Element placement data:
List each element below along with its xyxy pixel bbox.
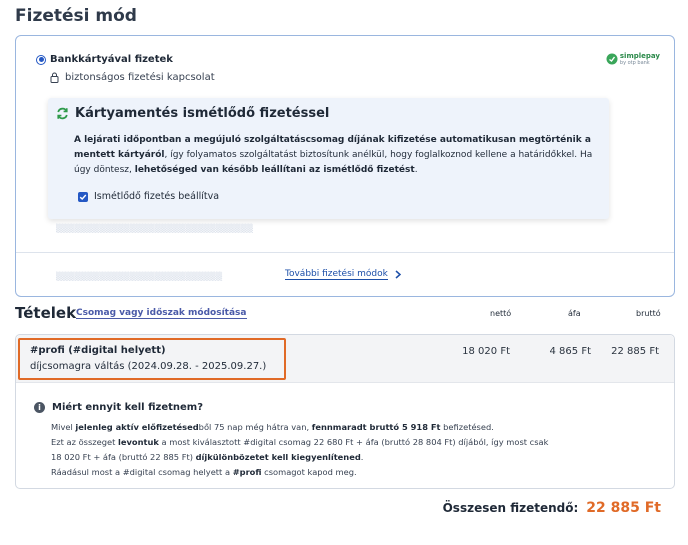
card-payment-option[interactable]: Bankkártyával fizetek <box>36 54 173 65</box>
simplepay-logo: simplepay by otp bank <box>606 52 660 66</box>
total-label: Összesen fizetendő: <box>442 501 579 515</box>
faded-background-text: ▒▒▒▒▒▒▒▒▒▒▒▒▒▒▒▒▒▒▒▒▒▒▒▒▒▒▒▒▒▒▒▒ <box>56 224 253 233</box>
total-row: Összesen fizetendő: 22 885 Ft <box>443 500 661 516</box>
simplepay-sub: by otp bank <box>619 60 650 66</box>
lock-icon <box>50 72 59 83</box>
recurring-payment-card: Kártyamentés ismétlődő fizetéssel A lejá… <box>48 98 609 219</box>
items-table: #profi (#digital helyett) díjcsomagra vá… <box>15 334 675 489</box>
recurring-description: A lejárati időpontban a megújuló szolgál… <box>74 133 594 178</box>
item-vat: 4 865 Ft <box>549 346 591 357</box>
price-explanation: i Miért ennyit kell fizetnem? Mivel jele… <box>34 402 664 480</box>
recurring-checkbox-label: Ismétlődő fizetés beállítva <box>94 191 220 202</box>
secure-connection: biztonságos fizetési kapcsolat <box>50 72 215 83</box>
divider <box>16 252 674 253</box>
recurring-text-bold-3: lehetőséged van később leállítani az ism… <box>134 165 415 175</box>
simplepay-logo-icon <box>606 53 618 65</box>
payment-method-box: Bankkártyával fizetek biztonságos fizeté… <box>15 35 675 297</box>
items-title: Tételek <box>15 304 77 322</box>
chevron-right-icon <box>395 270 401 279</box>
column-gross: bruttó <box>636 309 661 318</box>
secure-connection-label: biztonságos fizetési kapcsolat <box>65 72 215 83</box>
table-row: #profi (#digital helyett) díjcsomagra vá… <box>16 335 674 383</box>
item-description: díjcsomagra váltás (2024.09.28. - 2025.0… <box>30 361 267 372</box>
explanation-title: Miért ennyit kell fizetnem? <box>52 402 204 413</box>
info-icon: i <box>34 402 45 413</box>
total-value: 22 885 Ft <box>586 500 661 516</box>
refresh-icon <box>57 107 68 120</box>
item-net: 18 020 Ft <box>462 346 510 357</box>
column-vat: áfa <box>568 309 581 318</box>
faded-background-text: ▒▒▒▒▒▒▒▒▒▒▒▒▒▒▒▒▒▒▒▒▒▒▒▒▒▒▒ <box>56 272 223 281</box>
column-net: nettó <box>490 309 512 318</box>
explanation-text: Mivel jelenleg aktív előfizetésedből 75 … <box>51 422 549 477</box>
modify-package-link[interactable]: Csomag vagy időszak módosítása <box>76 308 247 319</box>
radio-selected-icon[interactable] <box>36 54 46 65</box>
checkbox-checked-icon[interactable] <box>78 191 88 202</box>
page-title: Fizetési mód <box>15 6 137 26</box>
simplepay-brand: simplepay <box>619 52 660 60</box>
recurring-title: Kártyamentés ismétlődő fizetéssel <box>75 106 330 121</box>
more-payment-methods-link[interactable]: További fizetési módok <box>285 269 401 280</box>
item-name: #profi (#digital helyett) <box>30 345 166 356</box>
more-payment-methods-label: További fizetési módok <box>285 269 388 280</box>
card-payment-label: Bankkártyával fizetek <box>50 54 173 65</box>
recurring-text-4: . <box>414 165 418 175</box>
item-gross: 22 885 Ft <box>611 346 659 357</box>
recurring-checkbox-row[interactable]: Ismétlődő fizetés beállítva <box>78 191 219 202</box>
items-header: Tételek Csomag vagy időszak módosítása n… <box>15 304 675 322</box>
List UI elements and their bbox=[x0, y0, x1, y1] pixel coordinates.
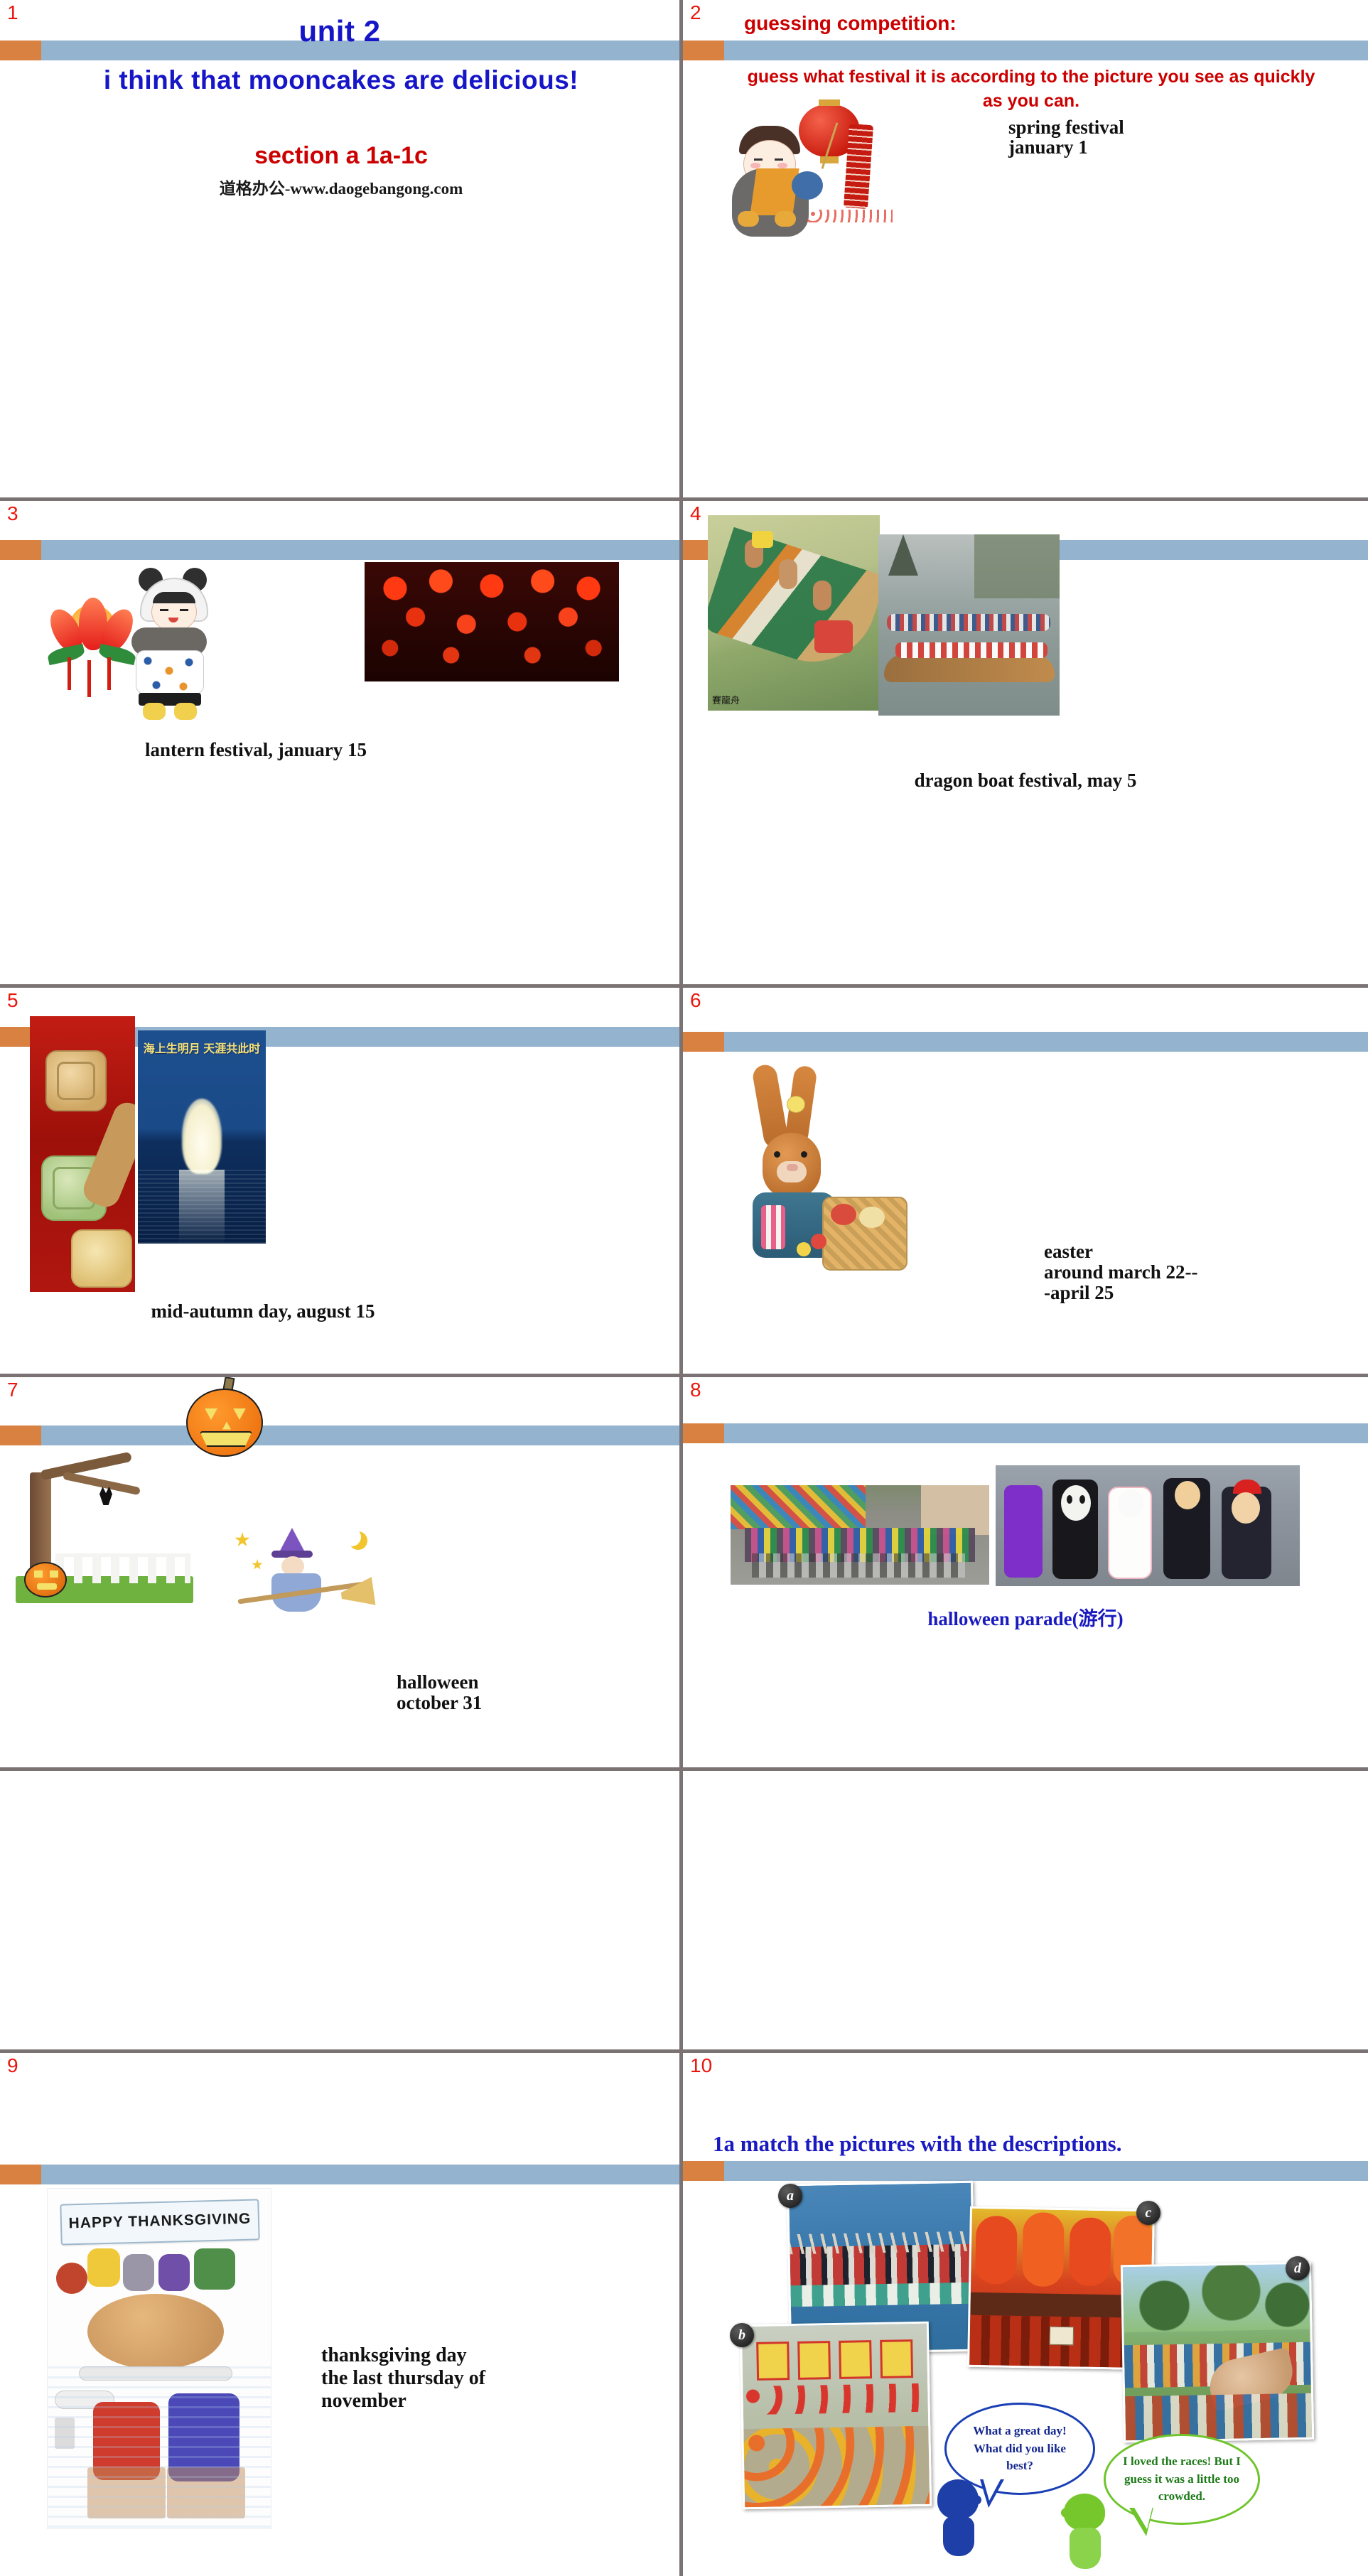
decor-band bbox=[0, 540, 679, 560]
slide-6[interactable]: 6 easter around march 22-- -april 25 bbox=[683, 988, 1368, 1374]
decor-band bbox=[683, 1032, 1368, 1052]
bubble-green-text: I loved the races! But I guess it was a … bbox=[1123, 2454, 1241, 2504]
band-blue-bar bbox=[724, 1423, 1368, 1443]
slide-10-photo-label-c: c bbox=[1136, 2201, 1160, 2225]
slide-7-answer-line-1: halloween bbox=[397, 1671, 479, 1693]
slide-6-illustration-bunny bbox=[737, 1062, 929, 1278]
slide-1-heading: i think that mooncakes are delicious! bbox=[103, 65, 579, 95]
firecracker-icon bbox=[843, 123, 874, 210]
pumpkin-mouth bbox=[200, 1431, 252, 1447]
slide-6-answer-line-3: -april 25 bbox=[1044, 1282, 1114, 1303]
scarf bbox=[750, 168, 799, 215]
slide-2[interactable]: 2 guessing competition: guess what festi… bbox=[683, 0, 1368, 497]
pumpkin-eye bbox=[233, 1408, 246, 1420]
slide-6-answer-line-2: around march 22-- bbox=[1044, 1261, 1198, 1283]
slide-3-caption: lantern festival, january 15 bbox=[145, 739, 367, 760]
slide-10-photo-label-b: b bbox=[730, 2323, 754, 2347]
slide-number: 3 bbox=[7, 502, 18, 524]
decor-band bbox=[683, 41, 1368, 60]
band-orange-block bbox=[0, 540, 41, 560]
slide-10-photo-label-a: a bbox=[778, 2184, 802, 2208]
band-blue-bar bbox=[724, 1032, 1368, 1052]
band-orange-block bbox=[683, 41, 724, 60]
slide-4-photo-dragon-boat: 賽龍舟 bbox=[708, 515, 880, 711]
slide-2-answer-line-2: january 1 bbox=[1008, 136, 1088, 158]
band-orange-block bbox=[683, 1423, 724, 1443]
decor-band bbox=[0, 2165, 679, 2184]
slide-7-answer-line-2: october 31 bbox=[397, 1692, 483, 1713]
band-blue-bar bbox=[41, 540, 679, 560]
slide-7-illustration-witch bbox=[235, 1526, 384, 1626]
bubble-green-tail-fill bbox=[1133, 2506, 1153, 2529]
row-divider-4 bbox=[0, 1767, 1368, 1771]
band-blue-bar bbox=[41, 2165, 679, 2184]
slide-number: 7 bbox=[7, 1379, 18, 1401]
slide-6-answer-line-1: easter bbox=[1044, 1241, 1093, 1262]
slide-9-answer-line-1: thanksgiving day bbox=[321, 2344, 467, 2366]
slide-1[interactable]: 1 unit 2 i think that mooncakes are deli… bbox=[0, 0, 679, 497]
slide-2-illustration bbox=[722, 99, 935, 237]
decor-band bbox=[683, 2161, 1368, 2181]
slide-3-illustration-lotus-panda bbox=[39, 561, 281, 720]
slide-4-photo-overlay-text: 賽龍舟 bbox=[712, 695, 740, 706]
slide-number: 9 bbox=[7, 2054, 18, 2076]
slide-10-photo-b bbox=[739, 2321, 932, 2510]
slide-8-caption: halloween parade(游行) bbox=[927, 1608, 1124, 1629]
slide-5-caption: mid-autumn day, august 15 bbox=[151, 1300, 375, 1322]
slide-10-speech-bubble-green: I loved the races! But I guess it was a … bbox=[1104, 2434, 1260, 2525]
slide-9-answer-line-2: the last thursday of bbox=[321, 2367, 486, 2389]
bubble-blue-text: What a great day! What did you like best… bbox=[973, 2424, 1067, 2473]
slide-3-photo-lanterns bbox=[365, 562, 619, 681]
slide-number: 6 bbox=[690, 989, 701, 1011]
band-blue-bar bbox=[724, 41, 1368, 60]
slide-8[interactable]: 8 halloween parade(游行) bbox=[683, 1377, 1368, 1767]
slide-number: 4 bbox=[690, 502, 701, 524]
slide-number: 5 bbox=[7, 989, 18, 1011]
slide-7-illustration-pumpkin bbox=[175, 1377, 267, 1457]
decor-band bbox=[683, 1423, 1368, 1443]
slide-7-illustration-tree-scene bbox=[16, 1448, 200, 1605]
slide-number: 8 bbox=[690, 1379, 701, 1401]
slide-1-footer-url: 道格办公-www.daogebangong.com bbox=[219, 180, 463, 198]
slide-10-title: 1a match the pictures with the descripti… bbox=[713, 2131, 1122, 2156]
slide-5-photo-text: 海上生明月 天涯共此时 bbox=[143, 1043, 261, 1055]
slide-7[interactable]: 7 halloween october 31 bbox=[0, 1377, 679, 1767]
slide-5[interactable]: 5 海上生明月 天涯共此时 mid-autumn day, august 15 bbox=[0, 988, 679, 1374]
slide-9-answer-line-3: november bbox=[321, 2390, 406, 2412]
slide-4-caption: dragon boat festival, may 5 bbox=[914, 770, 1137, 791]
slide-9[interactable]: 9 HAPPY THANKSGIVING thanksgiving day th bbox=[0, 2053, 679, 2576]
band-blue-bar bbox=[41, 1027, 679, 1047]
slide-contact-sheet: 道格 道格 道格办 道 道格 道 道格 道 1 unit 2 i think t… bbox=[0, 0, 1368, 2576]
slide-8-photo-parade bbox=[731, 1485, 989, 1585]
slide-8-photo-costumes bbox=[996, 1465, 1300, 1586]
slide-9-photo-thanksgiving: HAPPY THANKSGIVING bbox=[47, 2188, 271, 2529]
band-orange-block bbox=[0, 2165, 41, 2184]
band-orange-block bbox=[0, 1426, 41, 1445]
slide-10-figure-blue bbox=[933, 2479, 990, 2558]
slide-4[interactable]: 4 賽龍舟 dragon boat festival, may 5 bbox=[683, 501, 1368, 984]
slide-10[interactable]: 10 1a match the pictures with the descri… bbox=[683, 2053, 1368, 2576]
slide-2-title: guessing competition: bbox=[744, 12, 957, 34]
slide-1-subheading: section a 1a-1c bbox=[254, 142, 428, 169]
band-blue-bar bbox=[724, 2161, 1368, 2181]
band-orange-block bbox=[683, 1032, 724, 1052]
slide-10-photo-label-d: d bbox=[1286, 2256, 1310, 2280]
pumpkin-eye bbox=[205, 1408, 217, 1420]
slide-5-photo-mooncakes bbox=[30, 1016, 135, 1292]
slide-4-photo-race bbox=[878, 534, 1060, 716]
band-blue-bar bbox=[41, 1426, 679, 1445]
slide-number: 2 bbox=[690, 1, 701, 23]
band-orange-block bbox=[683, 2161, 724, 2181]
slide-2-answer-line-1: spring festival bbox=[1008, 117, 1124, 138]
slide-10-figure-green bbox=[1058, 2494, 1116, 2572]
decor-band bbox=[0, 1426, 679, 1445]
slide-1-unit-title: unit 2 bbox=[298, 14, 381, 48]
jack-o-lantern-icon bbox=[186, 1389, 263, 1457]
slide-3[interactable]: 3 lantern festival, january 15 bbox=[0, 501, 679, 984]
slide-10-photo-d bbox=[1120, 2261, 1315, 2443]
pumpkin-nose bbox=[222, 1421, 232, 1430]
slide-number: 10 bbox=[690, 2054, 713, 2076]
slide-5-photo-moon-sea: 海上生明月 天涯共此时 bbox=[138, 1030, 266, 1244]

PROBLEM DETAILS:
Please transcribe the rows between the line containing "decor-band bbox=[0, 540, 679, 560]" and the line containing "scarf bbox=[750, 168, 799, 215]", inclusive, keeping each one unchanged.

COMPLETE RESPONSE:
decor-band bbox=[0, 540, 679, 560]
slide-6[interactable]: 6 easter around march 22-- -april 25 bbox=[683, 988, 1368, 1374]
decor-band bbox=[683, 1032, 1368, 1052]
bubble-green-text: I loved the races! But I guess it was a … bbox=[1123, 2454, 1241, 2504]
band-blue-bar bbox=[724, 1423, 1368, 1443]
slide-10-photo-label-c: c bbox=[1136, 2201, 1160, 2225]
slide-7-answer-line-1: halloween bbox=[397, 1671, 479, 1693]
slide-6-illustration-bunny bbox=[737, 1062, 929, 1278]
slide-1-heading: i think that mooncakes are delicious! bbox=[103, 65, 579, 95]
firecracker-icon bbox=[843, 123, 874, 210]
pumpkin-mouth bbox=[200, 1431, 252, 1447]
slide-6-answer-line-3: -april 25 bbox=[1044, 1282, 1114, 1303]
scarf bbox=[750, 168, 799, 215]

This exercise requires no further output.